What you have to do
Set down all of the data that follows word for word, without the images.

# START OF Exercise input

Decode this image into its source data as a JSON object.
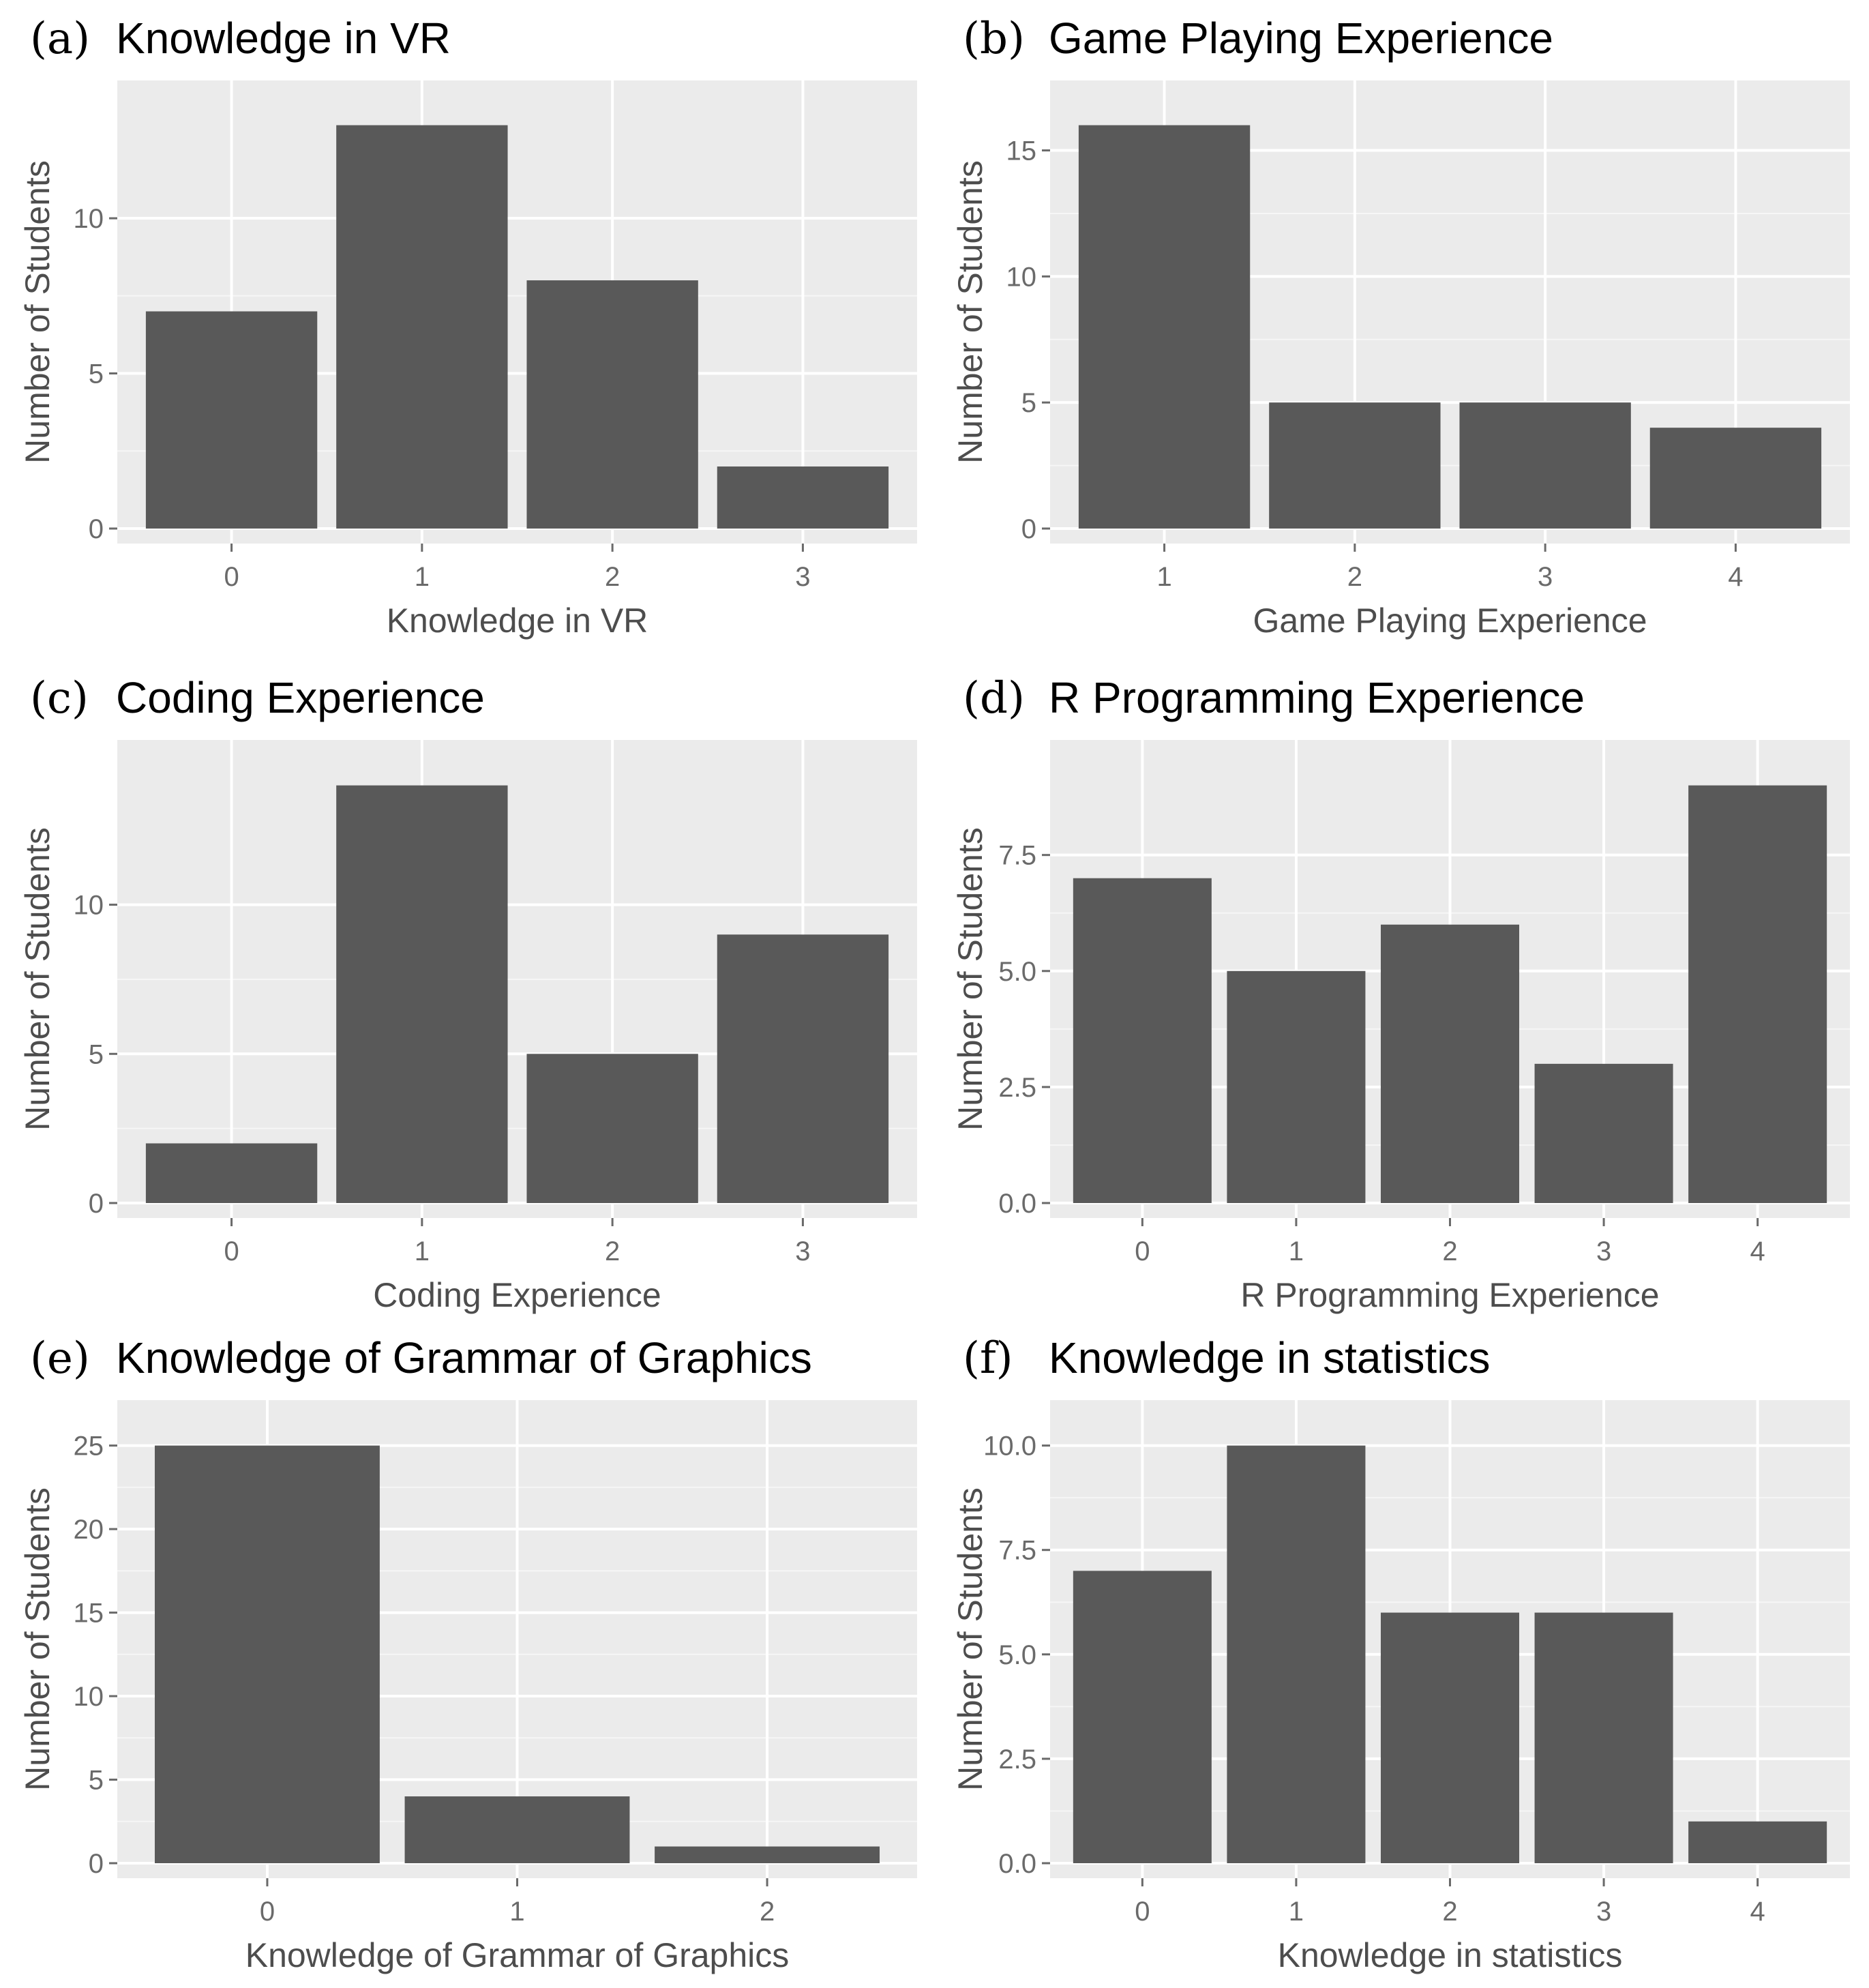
{
  "chart_data": [
    {
      "type": "bar",
      "tag": "(a)",
      "title": "Knowledge in VR",
      "xlabel": "Knowledge in VR",
      "ylabel": "Number of Students",
      "categories": [
        "0",
        "1",
        "2",
        "3"
      ],
      "values": [
        7,
        13,
        8,
        2
      ],
      "ylim": [
        0,
        13.65
      ],
      "yticks": [
        "0",
        "5",
        "10"
      ],
      "ytick_values": [
        0,
        5,
        10
      ],
      "bar_color": "#595959"
    },
    {
      "type": "bar",
      "tag": "(b)",
      "title": "Game Playing Experience",
      "xlabel": "Game Playing Experience",
      "ylabel": "Number of Students",
      "categories": [
        "1",
        "2",
        "3",
        "4"
      ],
      "values": [
        16,
        5,
        5,
        4
      ],
      "ylim": [
        0,
        16.8
      ],
      "yticks": [
        "0",
        "5",
        "10",
        "15"
      ],
      "ytick_values": [
        0,
        5,
        10,
        15
      ],
      "bar_color": "#595959"
    },
    {
      "type": "bar",
      "tag": "(c)",
      "title": "Coding Experience",
      "xlabel": "Coding Experience",
      "ylabel": "Number of Students",
      "categories": [
        "0",
        "1",
        "2",
        "3"
      ],
      "values": [
        2,
        14,
        5,
        9
      ],
      "ylim": [
        0,
        14.7
      ],
      "yticks": [
        "0",
        "5",
        "10"
      ],
      "ytick_values": [
        0,
        5,
        10
      ],
      "bar_color": "#595959"
    },
    {
      "type": "bar",
      "tag": "(d)",
      "title": "R Programming Experience",
      "xlabel": "R Programming Experience",
      "ylabel": "Number of Students",
      "categories": [
        "0",
        "1",
        "2",
        "3",
        "4"
      ],
      "values": [
        7,
        5,
        6,
        3,
        9
      ],
      "ylim": [
        0,
        9.45
      ],
      "yticks": [
        "0.0",
        "2.5",
        "5.0",
        "7.5"
      ],
      "ytick_values": [
        0,
        2.5,
        5,
        7.5
      ],
      "bar_color": "#595959"
    },
    {
      "type": "bar",
      "tag": "(e)",
      "title": "Knowledge of Grammar of Graphics",
      "xlabel": "Knowledge of Grammar of Graphics",
      "ylabel": "Number of Students",
      "categories": [
        "0",
        "1",
        "2"
      ],
      "values": [
        25,
        4,
        1
      ],
      "ylim": [
        0,
        26.25
      ],
      "yticks": [
        "0",
        "5",
        "10",
        "15",
        "20",
        "25"
      ],
      "ytick_values": [
        0,
        5,
        10,
        15,
        20,
        25
      ],
      "bar_color": "#595959"
    },
    {
      "type": "bar",
      "tag": "(f)",
      "title": "Knowledge  in statistics",
      "xlabel": "Knowledge in statistics",
      "ylabel": "Number of Students",
      "categories": [
        "0",
        "1",
        "2",
        "3",
        "4"
      ],
      "values": [
        7,
        10,
        6,
        6,
        1
      ],
      "ylim": [
        0,
        10.5
      ],
      "yticks": [
        "0.0",
        "2.5",
        "5.0",
        "7.5",
        "10.0"
      ],
      "ytick_values": [
        0,
        2.5,
        5,
        7.5,
        10
      ],
      "bar_color": "#595959"
    }
  ]
}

# END OF Exercise input

Written answer
Decode this image into its source data as a JSON object.
{
  "chart_data": [
    {
      "type": "bar",
      "tag": "(a)",
      "title": "Knowledge in VR",
      "xlabel": "Knowledge in VR",
      "ylabel": "Number of Students",
      "categories": [
        "0",
        "1",
        "2",
        "3"
      ],
      "values": [
        7,
        13,
        8,
        2
      ],
      "ylim": [
        0,
        13.65
      ],
      "yticks": [
        "0",
        "5",
        "10"
      ],
      "ytick_values": [
        0,
        5,
        10
      ],
      "bar_color": "#595959"
    },
    {
      "type": "bar",
      "tag": "(b)",
      "title": "Game Playing Experience",
      "xlabel": "Game Playing Experience",
      "ylabel": "Number of Students",
      "categories": [
        "1",
        "2",
        "3",
        "4"
      ],
      "values": [
        16,
        5,
        5,
        4
      ],
      "ylim": [
        0,
        16.8
      ],
      "yticks": [
        "0",
        "5",
        "10",
        "15"
      ],
      "ytick_values": [
        0,
        5,
        10,
        15
      ],
      "bar_color": "#595959"
    },
    {
      "type": "bar",
      "tag": "(c)",
      "title": "Coding Experience",
      "xlabel": "Coding Experience",
      "ylabel": "Number of Students",
      "categories": [
        "0",
        "1",
        "2",
        "3"
      ],
      "values": [
        2,
        14,
        5,
        9
      ],
      "ylim": [
        0,
        14.7
      ],
      "yticks": [
        "0",
        "5",
        "10"
      ],
      "ytick_values": [
        0,
        5,
        10
      ],
      "bar_color": "#595959"
    },
    {
      "type": "bar",
      "tag": "(d)",
      "title": "R Programming Experience",
      "xlabel": "R Programming Experience",
      "ylabel": "Number of Students",
      "categories": [
        "0",
        "1",
        "2",
        "3",
        "4"
      ],
      "values": [
        7,
        5,
        6,
        3,
        9
      ],
      "ylim": [
        0,
        9.45
      ],
      "yticks": [
        "0.0",
        "2.5",
        "5.0",
        "7.5"
      ],
      "ytick_values": [
        0,
        2.5,
        5,
        7.5
      ],
      "bar_color": "#595959"
    },
    {
      "type": "bar",
      "tag": "(e)",
      "title": "Knowledge of Grammar of Graphics",
      "xlabel": "Knowledge of Grammar of Graphics",
      "ylabel": "Number of Students",
      "categories": [
        "0",
        "1",
        "2"
      ],
      "values": [
        25,
        4,
        1
      ],
      "ylim": [
        0,
        26.25
      ],
      "yticks": [
        "0",
        "5",
        "10",
        "15",
        "20",
        "25"
      ],
      "ytick_values": [
        0,
        5,
        10,
        15,
        20,
        25
      ],
      "bar_color": "#595959"
    },
    {
      "type": "bar",
      "tag": "(f)",
      "title": "Knowledge  in statistics",
      "xlabel": "Knowledge in statistics",
      "ylabel": "Number of Students",
      "categories": [
        "0",
        "1",
        "2",
        "3",
        "4"
      ],
      "values": [
        7,
        10,
        6,
        6,
        1
      ],
      "ylim": [
        0,
        10.5
      ],
      "yticks": [
        "0.0",
        "2.5",
        "5.0",
        "7.5",
        "10.0"
      ],
      "ytick_values": [
        0,
        2.5,
        5,
        7.5,
        10
      ],
      "bar_color": "#595959"
    }
  ]
}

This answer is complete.